» **TASK REQUIREMENTS**
Your answer should be only a number: how many lines include the word "satu".

▼

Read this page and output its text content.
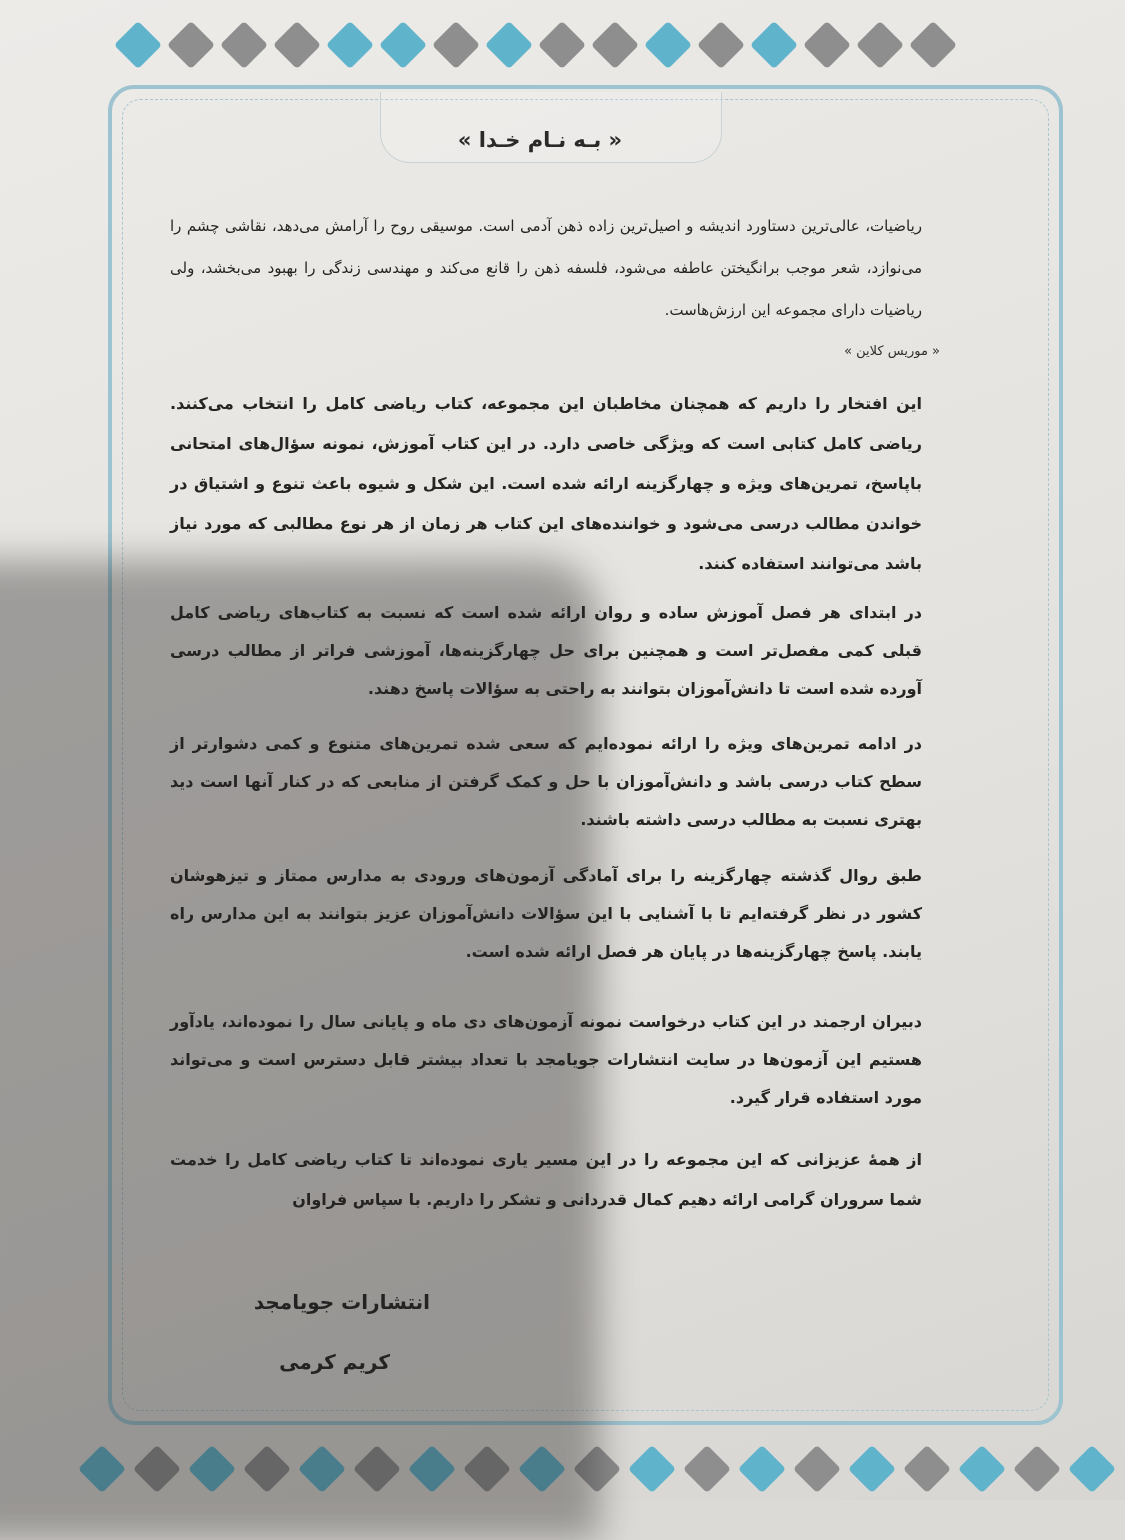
« بـه نـام خـدا »
ریاضیات، عالی‌ترین دستاورد اندیشه و اصیل‌ترین زاده ذهن آدمی است. موسیقی روح را آرامش می‌دهد، نقاشی چشم را می‌نوازد، شعر موجب برانگیختن عاطفه می‌شود، فلسفه ذهن را قانع می‌کند و مهندسی زندگی را بهبود می‌بخشد، ولی ریاضیات دارای مجموعه این ارزش‌هاست.
« موریس کلاین »
این افتخار را داریم که همچنان مخاطبان این مجموعه، کتاب ریاضی کامل را انتخاب می‌کنند. ریاضی کامل کتابی است که ویژگی خاصی دارد. در این کتاب آموزش، نمونه سؤال‌های امتحانی باپاسخ، تمرین‌های ویژه و چهارگزینه ارائه شده است. این شکل و شیوه باعث تنوع و اشتیاق در خواندن مطالب درسی می‌شود و خوانندەهای این کتاب هر زمان از هر نوع مطالبی که مورد نیاز باشد می‌توانند استفاده کنند.
در ابتدای هر فصل آموزش ساده و روان ارائه شده است که نسبت به کتاب‌های ریاضی کامل قبلی کمی مفصل‌تر است و همچنین برای حل چهارگزینه‌ها، آموزشی فراتر از مطالب درسی آورده شده است تا دانش‌آموزان بتوانند به راحتی به سؤالات پاسخ دهند.
در ادامه تمرین‌های ویژه را ارائه نموده‌ایم که سعی شده تمرین‌های متنوع و کمی دشوارتر از سطح کتاب درسی باشد و دانش‌آموزان با حل و کمک گرفتن از منابعی که در کنار آنها است دید بهتری نسبت به مطالب درسی داشته باشند.
طبق روال گذشته چهارگزینه را برای آمادگی آزمون‌های ورودی به مدارس ممتاز و تیزهوشان کشور در نظر گرفته‌ایم تا با آشنایی با این سؤالات دانش‌آموزان عزیز بتوانند به این مدارس راه یابند. پاسخ چهارگزینه‌ها در پایان هر فصل ارائه شده است.
دبیران ارجمند در این کتاب درخواست نمونه آزمون‌های دی ماه و پایانی سال را نموده‌اند، یادآور هستیم این آزمون‌ها در سایت انتشارات جویامجد با تعداد بیشتر قابل دسترس است و می‌تواند مورد استفاده قرار گیرد.
از همهٔ عزیزانی که این مجموعه را در این مسیر یاری نموده‌اند تا کتاب ریاضی کامل را خدمت شما سروران گرامی ارائه دهیم کمال قدردانی و تشکر را داریم. با سپاس فراوان
انتشارات جویامجد
کریم کرمی
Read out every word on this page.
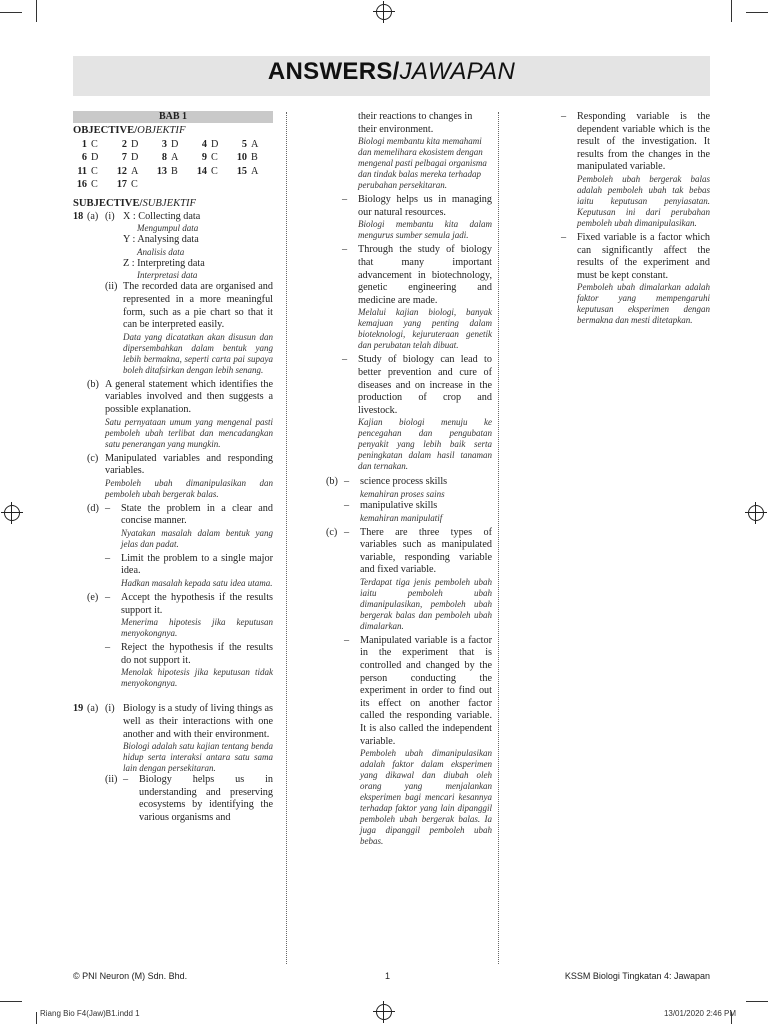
ANSWERS/JAWAPAN
BAB 1
OBJECTIVE/OBJEKTIF
1 C	2 D	3 D	4 D	5 A
6 D	7 D	8 A	9 C	10 B
11 C	12 A	13 B	14 C	15 A
16 C	17 C
SUBJECTIVE/SUBJEKTIF
18 (a) (i) X : Collecting data
Mengumpul data
Y : Analysing data
Analisis data
Z : Interpreting data
Interpretasi data
(ii) The recorded data are organised and represented in a more meaningful form, such as a pie chart so that it can be interpreted easily.
Data yang dicatatkan akan disusun dan dipersembahkan dalam bentuk yang lebih bermakna, seperti carta pai supaya boleh ditafsirkan dengan lebih senang.
(b) A general statement which identifies the variables involved and then suggests a possible explanation.
Satu pernyataan umum yang mengenal pasti pemboleh ubah terlibat dan mencadangkan satu penerangan yang mungkin.
(c) Manipulated variables and responding variables.
Pemboleh ubah dimanipulasikan dan pemboleh ubah bergerak balas.
(d) –	State the problem in a clear and concise manner.
Nyatakan masalah dalam bentuk yang jelas dan padat.
–	Limit the problem to a single major idea.
Hadkan masalah kepada satu idea utama.
(e) –	Accept the hypothesis if the results support it.
Menerima hipotesis jika keputusan menyokongnya.
–	Reject the hypothesis if the results do not support it.
Menolak hipotesis jika keputusan tidak menyokongnya.
19 (a) (i) Biology is a study of living things as well as their interactions with one another and with their environment.
Biologi adalah satu kajian tentang benda hidup serta interaksi antara satu sama lain dengan persekitaran.
(ii) –	Biology helps us in understanding and preserving ecosystems by identifying the various organisms and
their reactions to changes in their environment.
Biologi membantu kita memahami dan memelihara ekosistem dengan mengenal pasti pelbagai organisma dan tindak balas mereka terhadap perubahan persekitaran.
–	Biology helps us in managing our natural resources.
Biologi membantu kita dalam mengurus sumber semula jadi.
–	Through the study of biology that many important advancement in biotechnology, genetic engineering and medicine are made.
Melalui kajian biologi, banyak kemajuan yang penting dalam bioteknologi, kejuruteraan genetik dan perubatan telah dibuat.
–	Study of biology can lead to better prevention and cure of diseases and on increase in the production of crop and livestock.
Kajian biologi menuju ke pencegahan dan pengubatan penyakit yang lebih baik serta peningkatan dalam hasil tanaman dan ternakan.
(b) –	science process skills
kemahiran proses sains
–	manipulative skills
kemahiran manipulatif
(c) –	There are three types of variables such as manipulated variable, responding variable and fixed variable.
Terdapat tiga jenis pemboleh ubah iaitu pemboleh ubah dimanipulasikan, pemboleh ubah bergerak balas dan pemboleh ubah dimalarkan.
–	Manipulated variable is a factor in the experiment that is controlled and changed by the person conducting the experiment in order to find out its effect on another factor called the responding variable. It is also called the independent variable.
Pemboleh ubah dimanipulasikan adalah faktor dalam eksperimen yang dikawal dan diubah oleh orang yang menjalankan eksperimen bagi mencari kesannya terhadap faktor yang lain dipanggil pemboleh ubah bergerak balas. Ia juga dipanggil pemboleh ubah bebas.
–	Responding variable is the dependent variable which is the result of the investigation. It results from the changes in the manipulated variable.
Pemboleh ubah bergerak balas adalah pemboleh ubah tak bebas iaitu keputusan penyiasatan. Keputusan ini dari perubahan pemboleh ubah dimanipulasikan.
–	Fixed variable is a factor which can significantly affect the results of the experiment and must be kept constant.
Pemboleh ubah dimalarkan adalah faktor yang mempengaruhi keputusan eksperimen dengan bermakna dan mesti ditetapkan.
© PNI Neuron (M) Sdn. Bhd.	1	KSSM Biologi Tingkatan 4: Jawapan
Riang Bio F4(Jaw)B1.indd 1	13/01/2020 2:46 PM
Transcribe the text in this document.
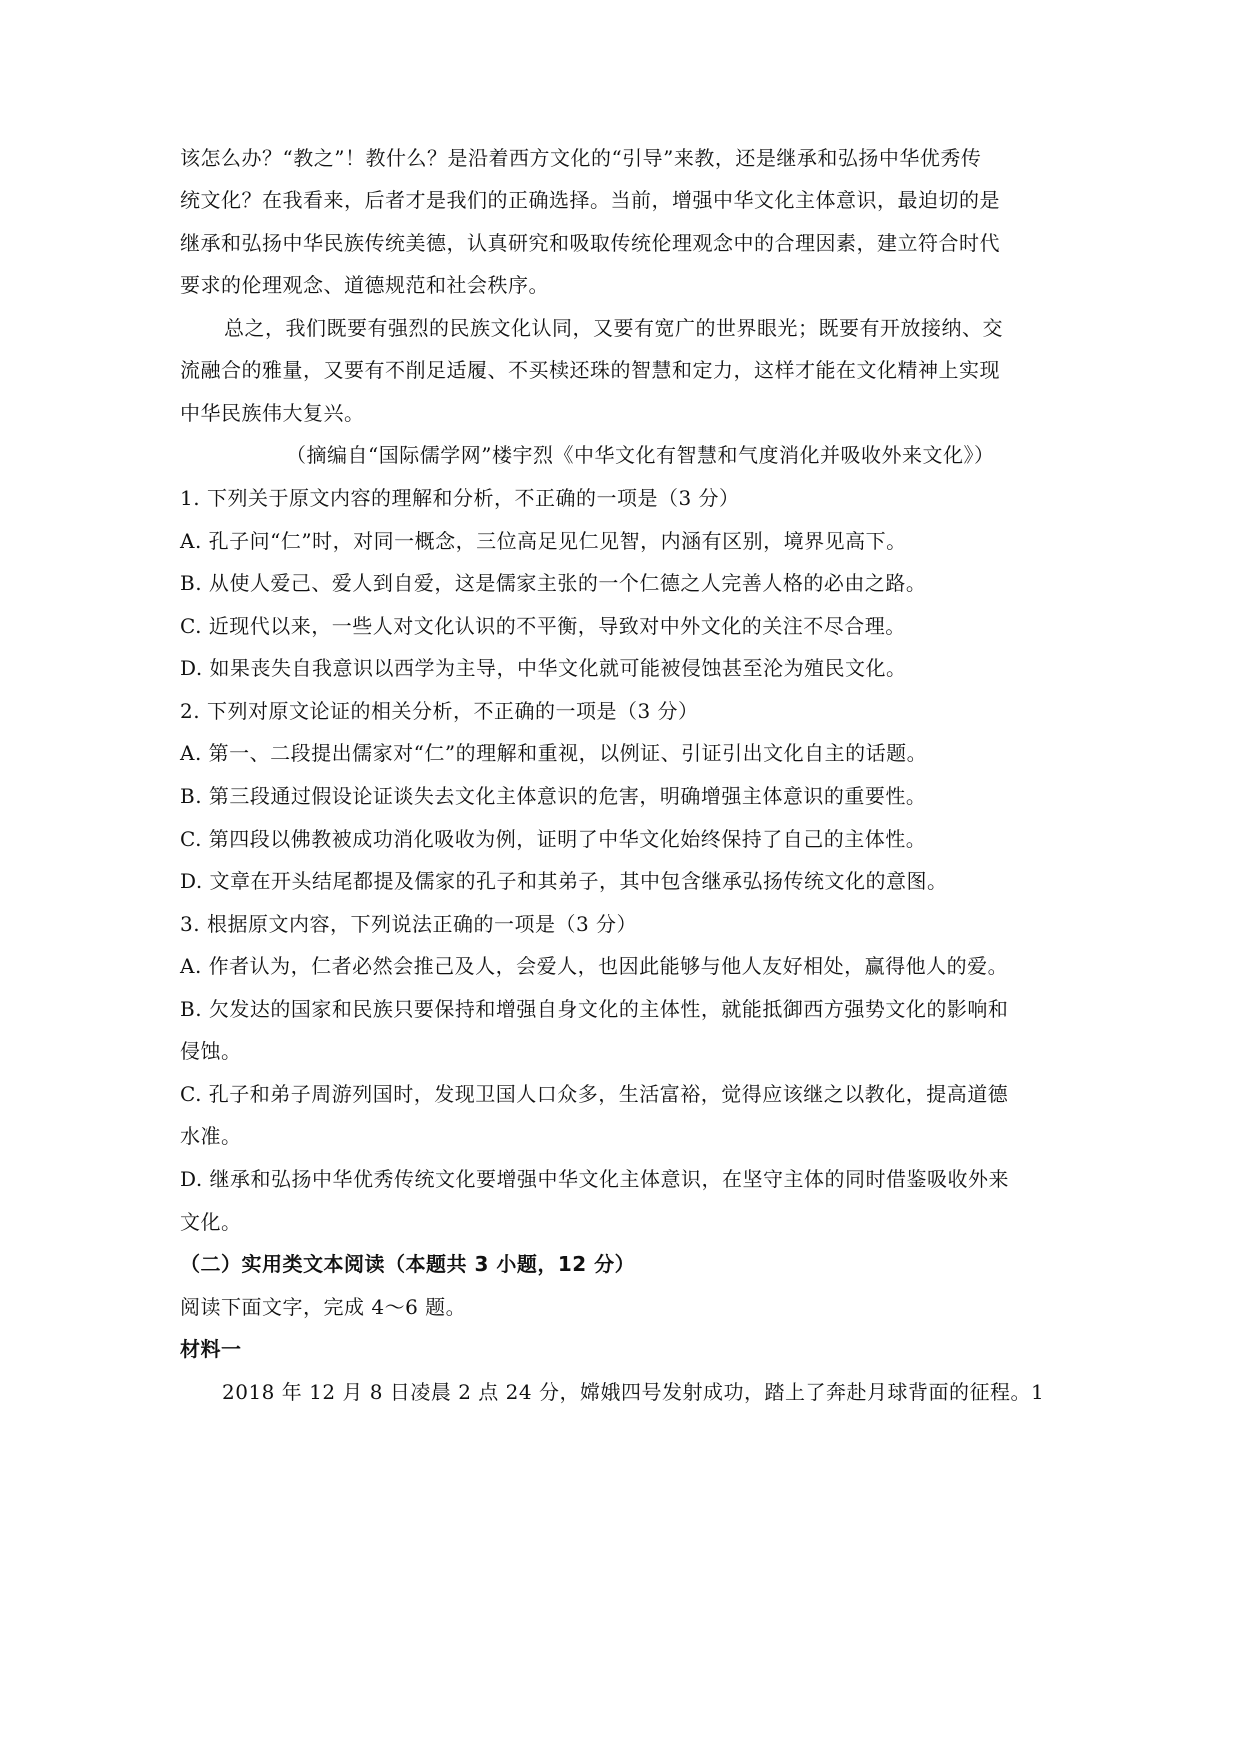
该怎么办？“教之”！教什么？是沿着西方文化的“引导”来教，还是继承和弘扬中华优秀传
统文化？在我看来，后者才是我们的正确选择。当前，增强中华文化主体意识，最迫切的是
继承和弘扬中华民族传统美德，认真研究和吸取传统伦理观念中的合理因素，建立符合时代
要求的伦理观念、道德规范和社会秩序。
总之，我们既要有强烈的民族文化认同，又要有宽广的世界眼光；既要有开放接纳、交
流融合的雅量，又要有不削足适履、不买椟还珠的智慧和定力，这样才能在文化精神上实现
中华民族伟大复兴。
（摘编自“国际儒学网”楼宇烈《中华文化有智慧和气度消化并吸收外来文化》）
1. 下列关于原文内容的理解和分析，不正确的一项是（3 分）
A. 孔子问“仁”时，对同一概念，三位高足见仁见智，内涵有区别，境界见高下。
B. 从使人爱己、爱人到自爱，这是儒家主张的一个仁德之人完善人格的必由之路。
C. 近现代以来，一些人对文化认识的不平衡，导致对中外文化的关注不尽合理。
D. 如果丧失自我意识以西学为主导，中华文化就可能被侵蚀甚至沦为殖民文化。
2. 下列对原文论证的相关分析，不正确的一项是（3 分）
A. 第一、二段提出儒家对“仁”的理解和重视，以例证、引证引出文化自主的话题。
B. 第三段通过假设论证谈失去文化主体意识的危害，明确增强主体意识的重要性。
C. 第四段以佛教被成功消化吸收为例，证明了中华文化始终保持了自己的主体性。
D. 文章在开头结尾都提及儒家的孔子和其弟子，其中包含继承弘扬传统文化的意图。
3. 根据原文内容，下列说法正确的一项是（3 分）
A. 作者认为，仁者必然会推己及人，会爱人，也因此能够与他人友好相处，赢得他人的爱。
B. 欠发达的国家和民族只要保持和增强自身文化的主体性，就能抵御西方强势文化的影响和
侵蚀。
C. 孔子和弟子周游列国时，发现卫国人口众多，生活富裕，觉得应该继之以教化，提高道德
水准。
D. 继承和弘扬中华优秀传统文化要增强中华文化主体意识，在坚守主体的同时借鉴吸收外来
文化。
（二）实用类文本阅读（本题共 3 小题，12 分）
阅读下面文字，完成 4～6 题。
材料一
2018 年 12 月 8 日凌晨 2 点 24 分，嫦娥四号发射成功，踏上了奔赴月球背面的征程。1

▲

» **COMPLETE OUTPUT**
3